---------- TASK INPUT ----------
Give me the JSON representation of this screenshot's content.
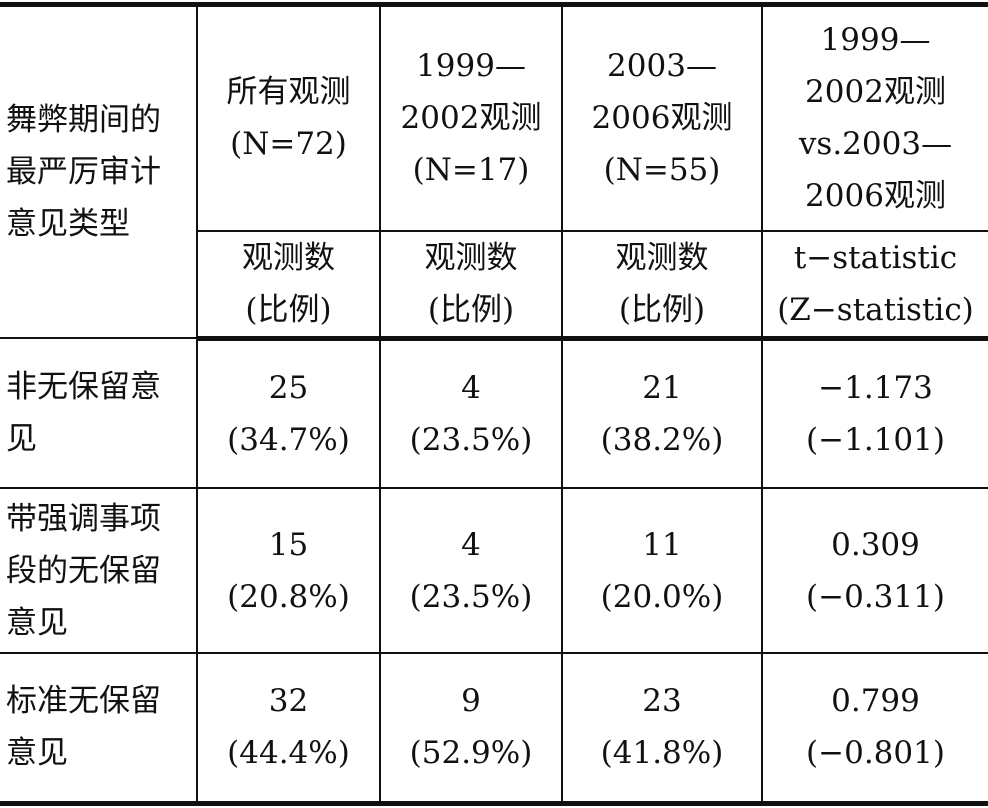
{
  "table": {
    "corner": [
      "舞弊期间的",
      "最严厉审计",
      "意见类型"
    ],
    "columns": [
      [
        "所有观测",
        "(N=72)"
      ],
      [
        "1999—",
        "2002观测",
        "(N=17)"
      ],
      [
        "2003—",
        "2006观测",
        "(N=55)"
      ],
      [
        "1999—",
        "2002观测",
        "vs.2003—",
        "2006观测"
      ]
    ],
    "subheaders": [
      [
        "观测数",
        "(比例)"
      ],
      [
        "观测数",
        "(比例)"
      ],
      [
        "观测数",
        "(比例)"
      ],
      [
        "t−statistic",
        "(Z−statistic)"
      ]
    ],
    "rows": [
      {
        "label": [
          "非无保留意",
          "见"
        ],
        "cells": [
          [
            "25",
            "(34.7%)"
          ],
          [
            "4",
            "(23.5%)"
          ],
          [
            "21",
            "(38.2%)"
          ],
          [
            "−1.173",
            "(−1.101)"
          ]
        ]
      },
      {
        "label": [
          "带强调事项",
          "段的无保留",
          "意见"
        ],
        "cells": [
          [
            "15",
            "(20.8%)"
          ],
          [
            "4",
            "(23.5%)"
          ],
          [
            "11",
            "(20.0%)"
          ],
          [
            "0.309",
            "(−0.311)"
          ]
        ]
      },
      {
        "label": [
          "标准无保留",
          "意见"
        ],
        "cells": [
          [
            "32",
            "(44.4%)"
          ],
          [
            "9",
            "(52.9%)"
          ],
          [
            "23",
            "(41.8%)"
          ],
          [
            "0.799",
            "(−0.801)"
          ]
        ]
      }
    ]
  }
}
----------
---------- TASK INPUT ----------
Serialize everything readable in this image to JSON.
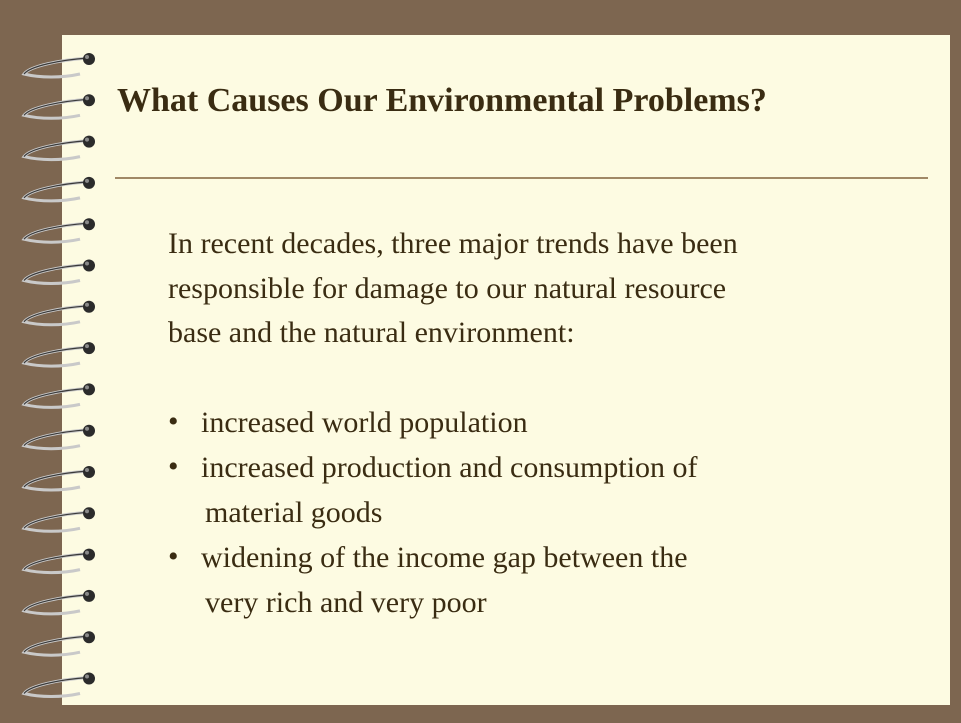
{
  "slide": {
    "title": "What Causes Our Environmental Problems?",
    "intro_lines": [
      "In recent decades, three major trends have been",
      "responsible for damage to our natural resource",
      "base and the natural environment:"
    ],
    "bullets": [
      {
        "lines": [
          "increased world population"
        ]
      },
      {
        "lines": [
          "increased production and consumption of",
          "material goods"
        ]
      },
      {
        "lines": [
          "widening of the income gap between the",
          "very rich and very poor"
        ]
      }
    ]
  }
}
----------
---------- TASK INPUT ----------
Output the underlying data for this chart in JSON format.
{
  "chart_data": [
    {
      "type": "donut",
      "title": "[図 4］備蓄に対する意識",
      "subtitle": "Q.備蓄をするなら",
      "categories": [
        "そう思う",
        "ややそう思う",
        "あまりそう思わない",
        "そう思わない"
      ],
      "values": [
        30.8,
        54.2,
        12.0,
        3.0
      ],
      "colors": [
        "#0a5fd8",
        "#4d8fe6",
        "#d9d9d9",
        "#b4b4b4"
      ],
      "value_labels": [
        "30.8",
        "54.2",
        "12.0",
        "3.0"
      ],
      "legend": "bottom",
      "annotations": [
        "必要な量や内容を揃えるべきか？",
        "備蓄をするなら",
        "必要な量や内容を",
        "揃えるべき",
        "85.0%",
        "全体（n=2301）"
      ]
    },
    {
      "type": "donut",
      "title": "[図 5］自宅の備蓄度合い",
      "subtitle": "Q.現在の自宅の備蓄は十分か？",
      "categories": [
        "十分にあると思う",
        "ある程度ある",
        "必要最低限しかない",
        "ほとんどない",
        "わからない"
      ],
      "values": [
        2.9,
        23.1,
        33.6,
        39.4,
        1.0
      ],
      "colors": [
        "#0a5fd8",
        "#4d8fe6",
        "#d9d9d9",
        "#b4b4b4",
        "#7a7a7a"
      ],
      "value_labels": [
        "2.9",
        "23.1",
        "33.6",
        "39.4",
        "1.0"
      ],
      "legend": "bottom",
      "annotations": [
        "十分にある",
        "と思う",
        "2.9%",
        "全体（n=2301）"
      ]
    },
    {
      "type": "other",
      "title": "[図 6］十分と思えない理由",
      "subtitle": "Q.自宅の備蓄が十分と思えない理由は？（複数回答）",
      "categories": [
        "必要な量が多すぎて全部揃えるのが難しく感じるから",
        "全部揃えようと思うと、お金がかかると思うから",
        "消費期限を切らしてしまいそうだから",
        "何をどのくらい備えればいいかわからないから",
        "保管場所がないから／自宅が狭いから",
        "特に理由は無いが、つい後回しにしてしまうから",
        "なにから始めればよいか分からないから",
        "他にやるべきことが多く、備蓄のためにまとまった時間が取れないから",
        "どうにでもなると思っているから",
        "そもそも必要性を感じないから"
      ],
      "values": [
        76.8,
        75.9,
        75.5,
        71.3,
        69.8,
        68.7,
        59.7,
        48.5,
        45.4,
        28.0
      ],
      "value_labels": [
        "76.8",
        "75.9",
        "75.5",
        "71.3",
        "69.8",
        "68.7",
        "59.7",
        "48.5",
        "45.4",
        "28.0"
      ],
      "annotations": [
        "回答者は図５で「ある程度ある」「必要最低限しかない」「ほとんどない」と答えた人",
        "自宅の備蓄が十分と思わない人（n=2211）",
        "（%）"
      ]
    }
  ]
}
----------
BRIEF
Filter the records, keeping only lines that contain "ある程度ある", and show those lines.

SOLUTION TO THIS PROBLEM
        "ある程度ある",
        "回答者は図５で「ある程度ある」「必要最低限しかない」「ほとんどない」と答えた人",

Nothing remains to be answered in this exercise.